Goal of the exercise —
Make an exact copy of the lines below.

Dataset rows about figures
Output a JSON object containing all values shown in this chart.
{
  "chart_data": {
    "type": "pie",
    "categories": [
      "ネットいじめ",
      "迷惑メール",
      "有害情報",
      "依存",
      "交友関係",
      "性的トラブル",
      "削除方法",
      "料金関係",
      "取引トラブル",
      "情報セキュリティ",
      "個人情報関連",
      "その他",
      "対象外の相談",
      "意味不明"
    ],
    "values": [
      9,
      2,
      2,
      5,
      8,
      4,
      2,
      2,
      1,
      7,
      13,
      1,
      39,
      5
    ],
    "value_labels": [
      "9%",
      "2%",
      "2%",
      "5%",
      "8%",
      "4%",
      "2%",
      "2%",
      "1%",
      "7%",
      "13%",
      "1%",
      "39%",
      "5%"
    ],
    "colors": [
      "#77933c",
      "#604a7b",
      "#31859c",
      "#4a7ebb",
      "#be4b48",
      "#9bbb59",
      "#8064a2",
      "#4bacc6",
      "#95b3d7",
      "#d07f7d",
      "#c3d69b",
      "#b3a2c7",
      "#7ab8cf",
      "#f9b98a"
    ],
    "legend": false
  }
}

Answer to the problem —
Output a JSON object containing all values shown in this chart.
{
  "chart_data": {
    "type": "pie",
    "categories": [
      "ネットいじめ",
      "迷惑メール",
      "有害情報",
      "依存",
      "交友関係",
      "性的トラブル",
      "削除方法",
      "料金関係",
      "取引トラブル",
      "情報セキュリティ",
      "個人情報関連",
      "その他",
      "対象外の相談",
      "意味不明"
    ],
    "values": [
      9,
      2,
      2,
      5,
      8,
      4,
      2,
      2,
      1,
      7,
      13,
      1,
      39,
      5
    ],
    "value_labels": [
      "9%",
      "2%",
      "2%",
      "5%",
      "8%",
      "4%",
      "2%",
      "2%",
      "1%",
      "7%",
      "13%",
      "1%",
      "39%",
      "5%"
    ],
    "colors": [
      "#77933c",
      "#604a7b",
      "#31859c",
      "#4a7ebb",
      "#be4b48",
      "#9bbb59",
      "#8064a2",
      "#4bacc6",
      "#95b3d7",
      "#d07f7d",
      "#c3d69b",
      "#b3a2c7",
      "#7ab8cf",
      "#f9b98a"
    ],
    "legend": false
  }
}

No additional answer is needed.